> _Exercise prompt_
Copy out the items below, putting "plot-marker" wherever "data-point" occurs and keeping everything else the same. Leave the pictures out of your answer.

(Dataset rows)

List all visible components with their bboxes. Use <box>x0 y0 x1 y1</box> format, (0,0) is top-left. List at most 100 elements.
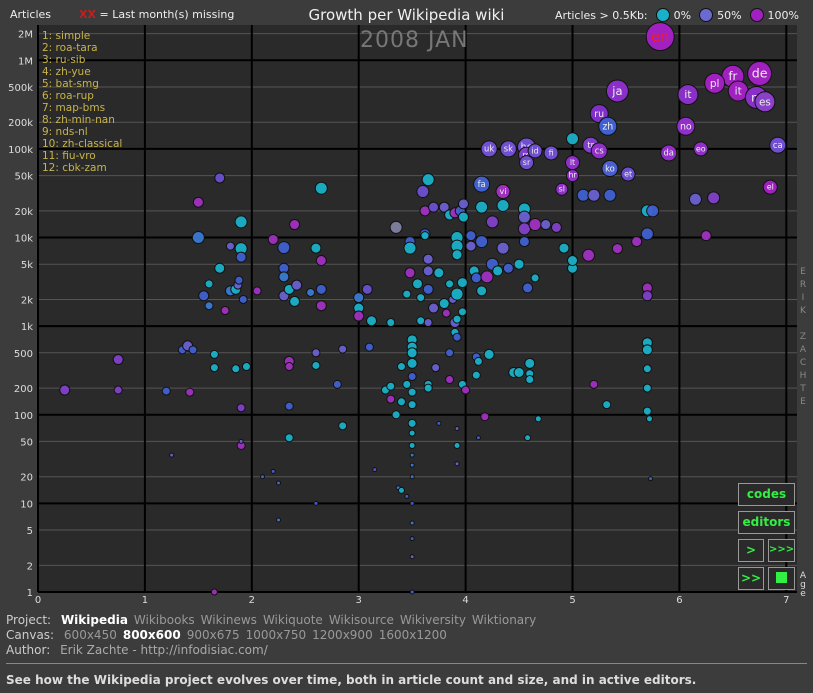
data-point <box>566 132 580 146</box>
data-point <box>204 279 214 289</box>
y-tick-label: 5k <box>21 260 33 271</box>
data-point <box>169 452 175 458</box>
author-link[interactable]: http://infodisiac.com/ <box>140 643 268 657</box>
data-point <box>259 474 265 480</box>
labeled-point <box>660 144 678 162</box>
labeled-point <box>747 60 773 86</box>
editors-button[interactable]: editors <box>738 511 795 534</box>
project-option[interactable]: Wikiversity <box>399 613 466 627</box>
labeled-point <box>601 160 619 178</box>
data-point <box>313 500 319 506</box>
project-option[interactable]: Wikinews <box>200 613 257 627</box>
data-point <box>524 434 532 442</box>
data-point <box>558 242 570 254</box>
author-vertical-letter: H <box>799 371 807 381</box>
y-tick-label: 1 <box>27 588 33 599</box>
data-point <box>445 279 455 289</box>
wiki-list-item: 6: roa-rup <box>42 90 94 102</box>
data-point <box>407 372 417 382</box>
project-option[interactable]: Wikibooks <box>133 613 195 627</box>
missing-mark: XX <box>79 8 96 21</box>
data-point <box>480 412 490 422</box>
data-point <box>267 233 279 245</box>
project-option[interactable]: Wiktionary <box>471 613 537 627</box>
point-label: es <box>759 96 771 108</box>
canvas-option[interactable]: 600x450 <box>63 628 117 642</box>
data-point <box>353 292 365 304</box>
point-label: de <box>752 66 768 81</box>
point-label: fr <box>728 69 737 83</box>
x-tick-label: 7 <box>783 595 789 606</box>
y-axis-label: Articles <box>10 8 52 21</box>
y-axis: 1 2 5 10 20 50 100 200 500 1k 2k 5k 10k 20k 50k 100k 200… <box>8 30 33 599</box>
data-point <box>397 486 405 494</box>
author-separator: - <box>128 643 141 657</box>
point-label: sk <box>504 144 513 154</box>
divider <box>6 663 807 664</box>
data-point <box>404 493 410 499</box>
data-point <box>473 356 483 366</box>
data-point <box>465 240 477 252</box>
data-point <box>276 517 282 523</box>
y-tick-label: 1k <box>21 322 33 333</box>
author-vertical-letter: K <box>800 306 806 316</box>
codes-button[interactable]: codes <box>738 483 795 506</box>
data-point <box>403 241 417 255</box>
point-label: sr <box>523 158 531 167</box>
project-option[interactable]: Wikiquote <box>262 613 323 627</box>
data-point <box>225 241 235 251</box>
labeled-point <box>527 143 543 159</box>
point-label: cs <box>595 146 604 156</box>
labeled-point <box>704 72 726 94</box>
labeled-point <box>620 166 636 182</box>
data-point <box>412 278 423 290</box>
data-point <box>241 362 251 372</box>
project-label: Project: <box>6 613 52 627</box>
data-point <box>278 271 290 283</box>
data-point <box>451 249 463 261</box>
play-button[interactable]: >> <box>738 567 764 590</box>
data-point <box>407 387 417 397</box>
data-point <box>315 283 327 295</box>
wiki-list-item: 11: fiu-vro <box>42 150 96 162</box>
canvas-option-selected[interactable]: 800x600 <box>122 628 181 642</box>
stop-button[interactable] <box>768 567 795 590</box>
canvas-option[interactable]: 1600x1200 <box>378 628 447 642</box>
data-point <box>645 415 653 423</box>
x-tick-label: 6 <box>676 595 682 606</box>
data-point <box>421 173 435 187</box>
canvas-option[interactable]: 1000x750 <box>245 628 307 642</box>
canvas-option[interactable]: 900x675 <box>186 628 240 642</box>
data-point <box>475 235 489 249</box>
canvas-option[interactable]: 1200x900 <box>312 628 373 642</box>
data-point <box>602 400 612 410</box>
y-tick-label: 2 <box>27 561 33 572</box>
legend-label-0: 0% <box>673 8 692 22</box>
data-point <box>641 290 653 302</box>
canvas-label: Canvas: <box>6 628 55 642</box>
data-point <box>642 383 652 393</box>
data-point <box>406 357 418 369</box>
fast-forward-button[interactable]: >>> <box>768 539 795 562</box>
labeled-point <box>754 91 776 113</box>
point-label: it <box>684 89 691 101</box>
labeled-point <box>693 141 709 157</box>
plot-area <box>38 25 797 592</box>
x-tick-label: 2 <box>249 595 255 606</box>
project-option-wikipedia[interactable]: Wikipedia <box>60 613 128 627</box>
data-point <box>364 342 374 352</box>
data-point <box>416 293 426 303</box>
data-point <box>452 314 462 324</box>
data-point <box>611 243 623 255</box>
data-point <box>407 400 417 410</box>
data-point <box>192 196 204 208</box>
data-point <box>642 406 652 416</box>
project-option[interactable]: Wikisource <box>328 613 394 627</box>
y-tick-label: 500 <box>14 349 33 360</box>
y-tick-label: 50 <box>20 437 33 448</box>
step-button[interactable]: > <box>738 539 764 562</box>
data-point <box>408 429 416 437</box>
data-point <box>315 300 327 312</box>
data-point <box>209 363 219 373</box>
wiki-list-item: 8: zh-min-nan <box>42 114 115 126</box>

> _Correct result_
List all visible components with their bboxes. Use <box>x0 y0 x1 y1</box> format, (0,0) is top-left. List at most 100 elements.
plot-marker <box>566 132 580 146</box>
plot-marker <box>204 279 214 289</box>
y-tick-label: 5k <box>21 260 33 271</box>
plot-marker <box>169 452 175 458</box>
author-link[interactable]: http://infodisiac.com/ <box>140 643 268 657</box>
plot-marker <box>259 474 265 480</box>
labeled-point <box>660 144 678 162</box>
labeled-point <box>747 60 773 86</box>
editors-button[interactable]: editors <box>738 511 795 534</box>
project-option[interactable]: Wikiversity <box>399 613 466 627</box>
labeled-point <box>601 160 619 178</box>
plot-marker <box>313 500 319 506</box>
project-option[interactable]: Wikinews <box>200 613 257 627</box>
plot-marker <box>524 434 532 442</box>
plot-marker <box>558 242 570 254</box>
author-vertical-letter: H <box>799 371 807 381</box>
y-tick-label: 1 <box>27 588 33 599</box>
plot-marker <box>445 279 455 289</box>
wiki-list-item: 6: roa-rup <box>42 90 94 102</box>
plot-marker <box>407 372 417 382</box>
project-option[interactable]: Wikibooks <box>133 613 195 627</box>
missing-mark: XX <box>79 8 96 21</box>
plot-marker <box>480 412 490 422</box>
plot-marker <box>267 233 279 245</box>
project-option[interactable]: Wiktionary <box>471 613 537 627</box>
point-label: es <box>759 96 771 108</box>
canvas-option[interactable]: 600x450 <box>63 628 117 642</box>
plot-marker <box>353 292 365 304</box>
point-label: de <box>752 66 768 81</box>
point-label: fr <box>728 69 737 83</box>
x-tick-label: 7 <box>783 595 789 606</box>
y-axis-label: Articles <box>10 8 52 21</box>
y-axis: 1 2 5 10 20 50 100 200 500 1k 2k 5k 10k 20k 50k 100k 200… <box>8 30 33 599</box>
plot-marker <box>397 486 405 494</box>
author-separator: - <box>128 643 141 657</box>
point-label: sk <box>504 144 513 154</box>
divider <box>6 663 807 664</box>
plot-marker <box>404 493 410 499</box>
plot-marker <box>473 356 483 366</box>
plot-marker <box>465 240 477 252</box>
plot-marker <box>276 517 282 523</box>
y-tick-label: 1k <box>21 322 33 333</box>
author-vertical-letter: K <box>800 306 806 316</box>
codes-button[interactable]: codes <box>738 483 795 506</box>
plot-marker <box>403 241 417 255</box>
point-label: sr <box>523 158 531 167</box>
project-option[interactable]: Wikiquote <box>262 613 323 627</box>
plot-marker <box>225 241 235 251</box>
labeled-point <box>527 143 543 159</box>
point-label: cs <box>595 146 604 156</box>
labeled-point <box>704 72 726 94</box>
labeled-point <box>620 166 636 182</box>
plot-marker <box>412 278 423 290</box>
plot-marker <box>241 362 251 372</box>
project-label: Project: <box>6 613 52 627</box>
plot-marker <box>278 271 290 283</box>
plot-marker <box>451 249 463 261</box>
play-button[interactable]: >> <box>738 567 764 590</box>
plot-marker <box>407 387 417 397</box>
plot-marker <box>315 283 327 295</box>
wiki-list-item: 11: fiu-vro <box>42 150 96 162</box>
canvas-option-selected[interactable]: 800x600 <box>122 628 181 642</box>
stop-button[interactable] <box>768 567 795 590</box>
canvas-option[interactable]: 1600x1200 <box>378 628 447 642</box>
plot-marker <box>645 415 653 423</box>
x-tick-label: 6 <box>676 595 682 606</box>
plot-marker <box>421 173 435 187</box>
canvas-option[interactable]: 1000x750 <box>245 628 307 642</box>
canvas-option[interactable]: 900x675 <box>186 628 240 642</box>
plot-marker <box>475 235 489 249</box>
canvas-option[interactable]: 1200x900 <box>312 628 373 642</box>
plot-marker <box>602 400 612 410</box>
y-tick-label: 2 <box>27 561 33 572</box>
legend-label-0: 0% <box>673 8 692 22</box>
plot-marker <box>641 290 653 302</box>
canvas-label: Canvas: <box>6 628 55 642</box>
plot-marker <box>642 383 652 393</box>
plot-marker <box>406 357 418 369</box>
fast-forward-button[interactable]: >>> <box>768 539 795 562</box>
labeled-point <box>754 91 776 113</box>
point-label: it <box>684 89 691 101</box>
labeled-point <box>693 141 709 157</box>
plot-area <box>38 25 797 592</box>
x-tick-label: 2 <box>249 595 255 606</box>
project-option-wikipedia[interactable]: Wikipedia <box>60 613 128 627</box>
plot-marker <box>364 342 374 352</box>
plot-marker <box>416 293 426 303</box>
plot-marker <box>452 314 462 324</box>
plot-marker <box>611 243 623 255</box>
plot-marker <box>407 400 417 410</box>
plot-marker <box>192 196 204 208</box>
plot-marker <box>642 406 652 416</box>
project-option[interactable]: Wikisource <box>328 613 394 627</box>
y-tick-label: 500 <box>14 349 33 360</box>
y-tick-label: 50 <box>20 437 33 448</box>
step-button[interactable]: > <box>738 539 764 562</box>
plot-marker <box>408 429 416 437</box>
plot-marker <box>315 300 327 312</box>
plot-marker <box>209 363 219 373</box>
wiki-list-item: 8: zh-min-nan <box>42 114 115 126</box>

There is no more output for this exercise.